=== Dataset ===

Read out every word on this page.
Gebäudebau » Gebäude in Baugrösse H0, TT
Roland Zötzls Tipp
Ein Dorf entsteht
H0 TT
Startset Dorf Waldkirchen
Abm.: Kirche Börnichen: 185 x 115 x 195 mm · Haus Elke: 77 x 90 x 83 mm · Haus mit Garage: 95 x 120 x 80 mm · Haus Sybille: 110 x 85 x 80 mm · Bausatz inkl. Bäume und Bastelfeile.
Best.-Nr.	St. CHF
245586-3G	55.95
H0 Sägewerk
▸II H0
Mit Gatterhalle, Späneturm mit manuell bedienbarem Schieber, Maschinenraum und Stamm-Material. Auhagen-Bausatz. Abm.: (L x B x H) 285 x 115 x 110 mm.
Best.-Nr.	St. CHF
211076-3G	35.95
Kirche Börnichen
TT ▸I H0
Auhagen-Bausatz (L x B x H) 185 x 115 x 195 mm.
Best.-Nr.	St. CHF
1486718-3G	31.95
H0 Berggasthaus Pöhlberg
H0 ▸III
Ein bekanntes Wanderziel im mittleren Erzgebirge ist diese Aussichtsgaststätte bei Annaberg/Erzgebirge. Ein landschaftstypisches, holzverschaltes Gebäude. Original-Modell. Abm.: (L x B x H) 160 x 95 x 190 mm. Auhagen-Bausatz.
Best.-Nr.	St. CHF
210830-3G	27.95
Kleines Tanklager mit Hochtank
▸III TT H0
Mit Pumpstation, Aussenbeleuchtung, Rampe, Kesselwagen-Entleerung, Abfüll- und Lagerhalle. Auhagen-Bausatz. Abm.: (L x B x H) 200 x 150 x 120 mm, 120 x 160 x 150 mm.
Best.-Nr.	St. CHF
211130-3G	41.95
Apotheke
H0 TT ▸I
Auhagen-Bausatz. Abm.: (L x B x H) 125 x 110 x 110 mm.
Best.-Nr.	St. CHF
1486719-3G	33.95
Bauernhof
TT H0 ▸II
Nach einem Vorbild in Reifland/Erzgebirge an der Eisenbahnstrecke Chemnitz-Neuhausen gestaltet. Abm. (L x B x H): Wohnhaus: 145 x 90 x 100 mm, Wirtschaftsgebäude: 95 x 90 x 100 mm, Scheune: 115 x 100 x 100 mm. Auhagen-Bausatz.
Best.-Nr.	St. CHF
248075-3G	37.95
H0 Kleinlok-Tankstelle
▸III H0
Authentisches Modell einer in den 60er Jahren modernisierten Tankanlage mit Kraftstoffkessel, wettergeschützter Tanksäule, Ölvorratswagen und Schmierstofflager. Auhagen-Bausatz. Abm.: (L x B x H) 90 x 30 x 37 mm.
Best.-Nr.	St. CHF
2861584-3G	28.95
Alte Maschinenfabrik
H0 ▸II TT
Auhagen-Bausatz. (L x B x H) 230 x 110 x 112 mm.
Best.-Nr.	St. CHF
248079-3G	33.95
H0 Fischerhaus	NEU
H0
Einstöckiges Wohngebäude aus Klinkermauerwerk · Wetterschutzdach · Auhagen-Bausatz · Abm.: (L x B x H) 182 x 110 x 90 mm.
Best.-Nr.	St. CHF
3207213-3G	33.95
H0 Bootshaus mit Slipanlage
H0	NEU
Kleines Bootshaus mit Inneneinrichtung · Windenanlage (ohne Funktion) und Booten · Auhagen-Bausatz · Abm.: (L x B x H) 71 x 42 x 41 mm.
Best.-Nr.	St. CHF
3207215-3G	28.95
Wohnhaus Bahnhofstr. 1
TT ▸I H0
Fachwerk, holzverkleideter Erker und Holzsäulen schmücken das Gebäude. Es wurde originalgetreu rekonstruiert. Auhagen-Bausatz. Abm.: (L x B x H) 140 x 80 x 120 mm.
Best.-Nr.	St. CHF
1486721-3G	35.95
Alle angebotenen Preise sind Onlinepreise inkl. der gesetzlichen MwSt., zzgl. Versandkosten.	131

===
=== Dataset ===

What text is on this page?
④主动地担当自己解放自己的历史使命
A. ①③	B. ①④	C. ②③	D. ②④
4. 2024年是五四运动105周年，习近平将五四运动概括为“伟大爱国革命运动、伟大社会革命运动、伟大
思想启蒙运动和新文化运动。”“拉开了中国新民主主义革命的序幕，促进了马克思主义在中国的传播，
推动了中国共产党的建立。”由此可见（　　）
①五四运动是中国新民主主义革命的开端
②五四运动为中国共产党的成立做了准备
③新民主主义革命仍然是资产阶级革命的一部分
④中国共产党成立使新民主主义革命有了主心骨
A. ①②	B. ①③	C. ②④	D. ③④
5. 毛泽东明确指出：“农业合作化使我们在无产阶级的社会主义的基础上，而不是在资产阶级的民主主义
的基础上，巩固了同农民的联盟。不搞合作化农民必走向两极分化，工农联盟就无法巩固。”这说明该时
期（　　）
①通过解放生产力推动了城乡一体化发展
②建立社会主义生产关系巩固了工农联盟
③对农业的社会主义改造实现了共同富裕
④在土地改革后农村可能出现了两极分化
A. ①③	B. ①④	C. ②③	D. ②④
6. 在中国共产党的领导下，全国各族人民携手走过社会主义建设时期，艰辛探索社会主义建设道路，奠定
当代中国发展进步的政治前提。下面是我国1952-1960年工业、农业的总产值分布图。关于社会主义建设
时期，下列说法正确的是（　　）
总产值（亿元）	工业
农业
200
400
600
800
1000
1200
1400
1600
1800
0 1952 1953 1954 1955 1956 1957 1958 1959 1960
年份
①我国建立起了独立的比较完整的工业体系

===

Exercise: Copy each line above that contains the string "Börnichen".

Complete output:
Abm.: Kirche Börnichen: 185 x 115 x 195 mm · Haus Elke: 77 x 90 x 83 mm · Haus mit Garage: 95 x 120 x 80 mm · Haus Sybille: 110 x 85 x 80 mm · Bausatz inkl. Bäume und Bastelfeile.
Kirche Börnichen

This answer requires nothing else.